> [Directions]: Scan the data beneath this task and copy each line that includes "Jeld".

--- Start Record excerpts ---

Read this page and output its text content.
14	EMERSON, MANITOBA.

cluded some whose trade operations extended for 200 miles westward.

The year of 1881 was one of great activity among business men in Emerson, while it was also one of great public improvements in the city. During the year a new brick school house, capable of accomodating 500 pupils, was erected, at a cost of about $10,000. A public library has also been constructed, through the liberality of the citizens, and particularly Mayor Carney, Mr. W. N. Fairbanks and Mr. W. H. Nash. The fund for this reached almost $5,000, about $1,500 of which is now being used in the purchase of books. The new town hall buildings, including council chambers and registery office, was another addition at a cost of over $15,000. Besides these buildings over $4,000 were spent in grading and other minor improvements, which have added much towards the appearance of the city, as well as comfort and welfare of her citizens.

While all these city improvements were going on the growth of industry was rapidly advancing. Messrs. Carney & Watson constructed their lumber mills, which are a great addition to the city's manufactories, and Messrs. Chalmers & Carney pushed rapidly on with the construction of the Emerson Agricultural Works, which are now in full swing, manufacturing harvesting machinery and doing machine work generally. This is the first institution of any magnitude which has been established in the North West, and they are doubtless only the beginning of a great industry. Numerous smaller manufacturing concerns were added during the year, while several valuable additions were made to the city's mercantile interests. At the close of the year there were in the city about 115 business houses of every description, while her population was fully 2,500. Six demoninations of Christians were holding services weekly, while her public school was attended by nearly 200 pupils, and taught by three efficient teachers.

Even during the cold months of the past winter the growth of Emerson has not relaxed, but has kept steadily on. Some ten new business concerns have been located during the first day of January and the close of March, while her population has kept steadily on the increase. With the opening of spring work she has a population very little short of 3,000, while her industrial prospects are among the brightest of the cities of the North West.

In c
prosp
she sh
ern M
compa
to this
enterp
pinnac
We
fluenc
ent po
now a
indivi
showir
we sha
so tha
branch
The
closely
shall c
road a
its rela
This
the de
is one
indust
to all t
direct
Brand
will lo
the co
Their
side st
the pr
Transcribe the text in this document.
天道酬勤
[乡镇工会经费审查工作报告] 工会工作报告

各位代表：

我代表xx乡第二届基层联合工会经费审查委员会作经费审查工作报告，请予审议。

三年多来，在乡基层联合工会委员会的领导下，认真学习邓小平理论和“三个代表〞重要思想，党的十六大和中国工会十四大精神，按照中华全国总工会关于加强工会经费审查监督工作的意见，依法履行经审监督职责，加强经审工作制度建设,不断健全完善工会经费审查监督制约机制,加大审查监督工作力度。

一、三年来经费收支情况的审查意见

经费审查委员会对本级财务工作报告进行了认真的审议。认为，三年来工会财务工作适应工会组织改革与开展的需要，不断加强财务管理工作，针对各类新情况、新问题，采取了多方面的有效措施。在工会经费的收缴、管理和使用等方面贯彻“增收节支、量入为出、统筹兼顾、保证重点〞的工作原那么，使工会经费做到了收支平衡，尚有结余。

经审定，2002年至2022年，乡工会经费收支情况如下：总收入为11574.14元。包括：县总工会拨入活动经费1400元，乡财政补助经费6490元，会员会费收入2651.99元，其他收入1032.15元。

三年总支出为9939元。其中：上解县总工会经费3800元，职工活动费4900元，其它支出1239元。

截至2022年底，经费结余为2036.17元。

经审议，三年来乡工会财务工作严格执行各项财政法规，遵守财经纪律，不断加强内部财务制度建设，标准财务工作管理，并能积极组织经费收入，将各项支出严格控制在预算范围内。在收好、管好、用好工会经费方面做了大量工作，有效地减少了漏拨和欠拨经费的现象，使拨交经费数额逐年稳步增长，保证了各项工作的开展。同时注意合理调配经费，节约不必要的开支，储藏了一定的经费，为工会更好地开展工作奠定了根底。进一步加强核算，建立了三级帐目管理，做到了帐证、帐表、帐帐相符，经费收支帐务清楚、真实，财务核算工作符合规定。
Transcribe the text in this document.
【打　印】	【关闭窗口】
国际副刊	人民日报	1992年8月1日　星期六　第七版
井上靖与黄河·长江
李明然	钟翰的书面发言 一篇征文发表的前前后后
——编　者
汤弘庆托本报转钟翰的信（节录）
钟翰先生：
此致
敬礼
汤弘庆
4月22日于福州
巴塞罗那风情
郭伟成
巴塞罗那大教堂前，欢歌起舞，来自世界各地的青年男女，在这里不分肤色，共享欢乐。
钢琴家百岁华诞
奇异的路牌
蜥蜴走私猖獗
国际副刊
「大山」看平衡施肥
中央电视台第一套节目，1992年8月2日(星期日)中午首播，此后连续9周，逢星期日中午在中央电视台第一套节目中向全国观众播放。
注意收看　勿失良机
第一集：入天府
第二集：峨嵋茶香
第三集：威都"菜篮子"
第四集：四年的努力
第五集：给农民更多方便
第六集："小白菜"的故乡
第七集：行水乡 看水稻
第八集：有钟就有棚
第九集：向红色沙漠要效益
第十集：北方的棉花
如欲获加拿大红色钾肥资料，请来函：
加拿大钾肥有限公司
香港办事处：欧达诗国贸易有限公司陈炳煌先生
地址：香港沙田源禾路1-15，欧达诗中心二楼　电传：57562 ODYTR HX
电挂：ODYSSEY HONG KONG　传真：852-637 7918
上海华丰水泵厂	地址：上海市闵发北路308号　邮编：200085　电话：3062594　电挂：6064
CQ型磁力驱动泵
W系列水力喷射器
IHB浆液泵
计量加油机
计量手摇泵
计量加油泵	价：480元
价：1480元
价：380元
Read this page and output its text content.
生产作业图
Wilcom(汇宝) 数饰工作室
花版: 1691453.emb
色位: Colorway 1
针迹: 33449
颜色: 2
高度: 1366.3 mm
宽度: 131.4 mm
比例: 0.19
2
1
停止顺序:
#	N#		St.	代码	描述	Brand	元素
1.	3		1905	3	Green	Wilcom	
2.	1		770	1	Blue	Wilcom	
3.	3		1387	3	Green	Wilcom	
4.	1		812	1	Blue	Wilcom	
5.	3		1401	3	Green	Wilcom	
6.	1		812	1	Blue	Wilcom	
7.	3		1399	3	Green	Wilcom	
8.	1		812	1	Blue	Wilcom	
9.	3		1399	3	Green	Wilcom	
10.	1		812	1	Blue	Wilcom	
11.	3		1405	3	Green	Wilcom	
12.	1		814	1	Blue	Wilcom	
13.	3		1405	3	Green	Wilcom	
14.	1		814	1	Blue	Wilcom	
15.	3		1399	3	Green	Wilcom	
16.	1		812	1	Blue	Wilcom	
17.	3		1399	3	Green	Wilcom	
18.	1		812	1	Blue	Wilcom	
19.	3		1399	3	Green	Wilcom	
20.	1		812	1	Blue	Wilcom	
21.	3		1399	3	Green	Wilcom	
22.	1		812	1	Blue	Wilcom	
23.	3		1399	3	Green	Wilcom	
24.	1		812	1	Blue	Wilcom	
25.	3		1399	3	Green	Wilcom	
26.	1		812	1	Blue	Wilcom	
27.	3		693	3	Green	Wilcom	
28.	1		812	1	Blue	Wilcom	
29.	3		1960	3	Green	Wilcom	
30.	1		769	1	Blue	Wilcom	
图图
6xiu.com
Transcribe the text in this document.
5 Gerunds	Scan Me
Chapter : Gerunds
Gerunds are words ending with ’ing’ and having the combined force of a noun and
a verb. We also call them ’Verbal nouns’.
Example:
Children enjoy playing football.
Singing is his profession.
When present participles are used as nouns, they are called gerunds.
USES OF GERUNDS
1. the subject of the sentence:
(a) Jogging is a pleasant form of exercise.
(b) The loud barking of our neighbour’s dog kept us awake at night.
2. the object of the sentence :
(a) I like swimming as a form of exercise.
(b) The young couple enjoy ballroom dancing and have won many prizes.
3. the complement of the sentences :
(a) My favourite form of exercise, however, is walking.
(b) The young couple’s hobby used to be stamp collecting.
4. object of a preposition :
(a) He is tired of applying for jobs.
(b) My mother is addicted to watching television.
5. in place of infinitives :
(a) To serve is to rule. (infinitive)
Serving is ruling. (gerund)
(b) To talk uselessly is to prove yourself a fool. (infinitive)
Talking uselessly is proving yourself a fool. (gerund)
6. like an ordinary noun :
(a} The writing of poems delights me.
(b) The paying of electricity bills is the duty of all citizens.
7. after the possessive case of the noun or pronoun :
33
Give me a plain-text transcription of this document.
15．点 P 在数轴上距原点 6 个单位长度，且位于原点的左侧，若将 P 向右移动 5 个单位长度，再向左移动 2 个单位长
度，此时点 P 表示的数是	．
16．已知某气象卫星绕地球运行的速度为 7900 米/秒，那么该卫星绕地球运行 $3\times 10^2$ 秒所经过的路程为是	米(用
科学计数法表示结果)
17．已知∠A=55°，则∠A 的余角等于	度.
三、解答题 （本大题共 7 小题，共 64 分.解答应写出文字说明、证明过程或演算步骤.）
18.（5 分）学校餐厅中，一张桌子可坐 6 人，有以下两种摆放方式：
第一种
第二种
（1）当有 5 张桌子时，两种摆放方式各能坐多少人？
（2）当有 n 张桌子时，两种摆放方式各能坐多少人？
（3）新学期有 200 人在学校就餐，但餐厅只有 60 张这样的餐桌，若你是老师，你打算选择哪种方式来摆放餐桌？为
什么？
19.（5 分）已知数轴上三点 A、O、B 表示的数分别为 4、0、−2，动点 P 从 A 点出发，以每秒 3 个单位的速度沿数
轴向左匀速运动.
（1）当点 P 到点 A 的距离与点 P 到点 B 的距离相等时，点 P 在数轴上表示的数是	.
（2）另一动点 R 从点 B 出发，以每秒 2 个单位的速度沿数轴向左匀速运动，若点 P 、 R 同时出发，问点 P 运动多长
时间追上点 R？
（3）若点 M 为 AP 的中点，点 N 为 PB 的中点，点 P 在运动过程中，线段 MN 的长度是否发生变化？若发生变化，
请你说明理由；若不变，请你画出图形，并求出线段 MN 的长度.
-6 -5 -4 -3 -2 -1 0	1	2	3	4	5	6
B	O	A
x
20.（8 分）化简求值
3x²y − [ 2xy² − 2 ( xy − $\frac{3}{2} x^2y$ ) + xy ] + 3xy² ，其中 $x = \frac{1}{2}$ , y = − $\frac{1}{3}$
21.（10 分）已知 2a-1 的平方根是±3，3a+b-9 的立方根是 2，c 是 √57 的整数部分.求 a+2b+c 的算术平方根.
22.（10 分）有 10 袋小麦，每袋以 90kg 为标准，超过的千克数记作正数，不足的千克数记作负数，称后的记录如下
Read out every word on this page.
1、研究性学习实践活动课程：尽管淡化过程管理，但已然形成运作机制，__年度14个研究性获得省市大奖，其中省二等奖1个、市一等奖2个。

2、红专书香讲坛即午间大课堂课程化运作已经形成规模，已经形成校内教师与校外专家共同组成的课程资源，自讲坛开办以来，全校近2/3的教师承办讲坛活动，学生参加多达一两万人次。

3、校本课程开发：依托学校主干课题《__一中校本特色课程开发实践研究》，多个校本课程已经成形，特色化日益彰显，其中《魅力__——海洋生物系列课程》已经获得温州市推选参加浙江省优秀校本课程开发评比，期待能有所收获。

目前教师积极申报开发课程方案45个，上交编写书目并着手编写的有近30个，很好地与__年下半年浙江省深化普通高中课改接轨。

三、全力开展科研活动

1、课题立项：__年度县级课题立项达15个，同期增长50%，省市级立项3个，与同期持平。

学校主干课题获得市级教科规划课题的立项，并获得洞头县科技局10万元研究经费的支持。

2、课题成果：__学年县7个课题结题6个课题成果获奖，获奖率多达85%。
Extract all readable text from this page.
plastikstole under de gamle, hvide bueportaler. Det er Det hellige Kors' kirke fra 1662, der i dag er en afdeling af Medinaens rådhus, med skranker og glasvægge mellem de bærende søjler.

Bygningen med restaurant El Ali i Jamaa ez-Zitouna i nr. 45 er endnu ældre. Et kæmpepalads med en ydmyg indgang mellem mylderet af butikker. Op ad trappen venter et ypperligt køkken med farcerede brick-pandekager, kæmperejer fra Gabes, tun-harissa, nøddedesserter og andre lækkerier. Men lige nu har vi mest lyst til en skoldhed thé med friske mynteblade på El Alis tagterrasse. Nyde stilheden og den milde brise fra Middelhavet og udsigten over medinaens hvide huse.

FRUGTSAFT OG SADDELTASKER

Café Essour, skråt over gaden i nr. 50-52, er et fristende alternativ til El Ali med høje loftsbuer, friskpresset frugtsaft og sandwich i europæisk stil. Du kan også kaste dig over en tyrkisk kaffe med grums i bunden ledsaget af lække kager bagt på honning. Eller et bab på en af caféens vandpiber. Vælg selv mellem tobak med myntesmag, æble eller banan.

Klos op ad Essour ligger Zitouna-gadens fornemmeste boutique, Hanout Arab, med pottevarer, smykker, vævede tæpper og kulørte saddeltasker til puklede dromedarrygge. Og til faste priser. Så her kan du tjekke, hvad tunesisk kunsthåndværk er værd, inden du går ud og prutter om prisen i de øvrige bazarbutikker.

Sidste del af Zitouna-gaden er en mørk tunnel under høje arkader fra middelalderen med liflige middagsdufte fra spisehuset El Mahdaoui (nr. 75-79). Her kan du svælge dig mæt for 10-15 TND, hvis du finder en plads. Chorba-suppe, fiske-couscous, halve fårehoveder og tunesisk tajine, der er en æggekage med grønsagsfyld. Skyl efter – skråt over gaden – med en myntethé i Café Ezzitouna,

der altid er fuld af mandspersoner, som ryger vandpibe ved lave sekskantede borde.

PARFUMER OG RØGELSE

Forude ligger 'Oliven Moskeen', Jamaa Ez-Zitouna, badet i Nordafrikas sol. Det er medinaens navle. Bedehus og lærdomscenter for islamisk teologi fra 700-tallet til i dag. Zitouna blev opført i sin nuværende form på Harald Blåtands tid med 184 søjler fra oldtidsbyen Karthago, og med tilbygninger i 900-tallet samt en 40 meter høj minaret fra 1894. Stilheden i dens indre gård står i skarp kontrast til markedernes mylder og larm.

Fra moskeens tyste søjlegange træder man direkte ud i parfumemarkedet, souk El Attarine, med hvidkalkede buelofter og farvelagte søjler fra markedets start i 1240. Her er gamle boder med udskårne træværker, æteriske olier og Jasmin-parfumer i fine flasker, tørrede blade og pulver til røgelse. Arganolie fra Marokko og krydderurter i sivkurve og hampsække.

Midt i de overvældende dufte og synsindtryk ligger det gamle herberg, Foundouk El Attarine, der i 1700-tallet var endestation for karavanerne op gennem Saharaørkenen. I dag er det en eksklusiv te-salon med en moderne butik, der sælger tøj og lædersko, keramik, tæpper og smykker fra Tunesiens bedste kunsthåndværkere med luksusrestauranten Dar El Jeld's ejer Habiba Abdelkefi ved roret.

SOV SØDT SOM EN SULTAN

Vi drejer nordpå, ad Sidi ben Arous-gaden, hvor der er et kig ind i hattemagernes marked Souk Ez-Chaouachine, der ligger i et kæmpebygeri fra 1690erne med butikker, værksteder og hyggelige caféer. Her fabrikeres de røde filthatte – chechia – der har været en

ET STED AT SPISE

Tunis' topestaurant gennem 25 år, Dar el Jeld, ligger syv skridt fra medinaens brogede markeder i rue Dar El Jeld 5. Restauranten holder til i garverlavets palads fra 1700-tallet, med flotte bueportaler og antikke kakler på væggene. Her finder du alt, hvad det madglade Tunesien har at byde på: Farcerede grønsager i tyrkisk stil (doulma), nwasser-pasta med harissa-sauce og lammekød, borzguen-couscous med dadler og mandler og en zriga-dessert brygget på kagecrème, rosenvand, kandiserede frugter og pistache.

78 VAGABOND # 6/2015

--- End Record excerpts ---

> [Task response]:
Midt i de overvældende dufte og synsindtryk ligger det gamle herberg, Foundouk El Attarine, der i 1700-tallet var endestation for karavanerne op gennem Saharaørkenen. I dag er det en eksklusiv te-salon med en moderne butik, der sælger tøj og lædersko, keramik, tæpper og smykker fra Tunesiens bedste kunsthåndværkere med luksusrestauranten Dar El Jeld's ejer Habiba Abdelkefi ved roret.
Tunis' topestaurant gennem 25 år, Dar el Jeld, ligger syv skridt fra medinaens brogede markeder i rue Dar El Jeld 5. Restauranten holder til i garverlavets palads fra 1700-tallet, med flotte bueportaler og antikke kakler på væggene. Her finder du alt, hvad det madglade Tunesien har at byde på: Farcerede grønsager i tyrkisk stil (doulma), nwasser-pasta med harissa-sauce og lammekød, borzguen-couscous med dadler og mandler og en zriga-dessert brygget på kagecrème, rosenvand, kandiserede frugter og pistache.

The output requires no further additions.